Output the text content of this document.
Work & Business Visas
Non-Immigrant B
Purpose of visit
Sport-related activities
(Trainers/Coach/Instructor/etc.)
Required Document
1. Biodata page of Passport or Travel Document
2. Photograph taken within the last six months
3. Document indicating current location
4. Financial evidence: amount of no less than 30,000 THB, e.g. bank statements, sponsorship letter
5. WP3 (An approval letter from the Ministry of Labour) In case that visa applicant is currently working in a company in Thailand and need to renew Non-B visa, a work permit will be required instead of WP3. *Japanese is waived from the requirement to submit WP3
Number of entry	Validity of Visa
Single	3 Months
---+---
#### [What is expected]
Print every record exactly as it was given.

#### [Exercise answer]
Output the text content of this document.
Work & Business Visas
Non-Immigrant B
Purpose of visit
Sport-related activities
(Trainers/Coach/Instructor/etc.)
Required Document
1. Biodata page of Passport or Travel Document
2. Photograph taken within the last six months
3. Document indicating current location
4. Financial evidence: amount of no less than 30,000 THB, e.g. bank statements, sponsorship letter
5. WP3 (An approval letter from the Ministry of Labour) In case that visa applicant is currently working in a company in Thailand and need to renew Non-B visa, a work permit will be required instead of WP3. *Japanese is waived from the requirement to submit WP3
Number of entry	Validity of Visa
Single	3 Months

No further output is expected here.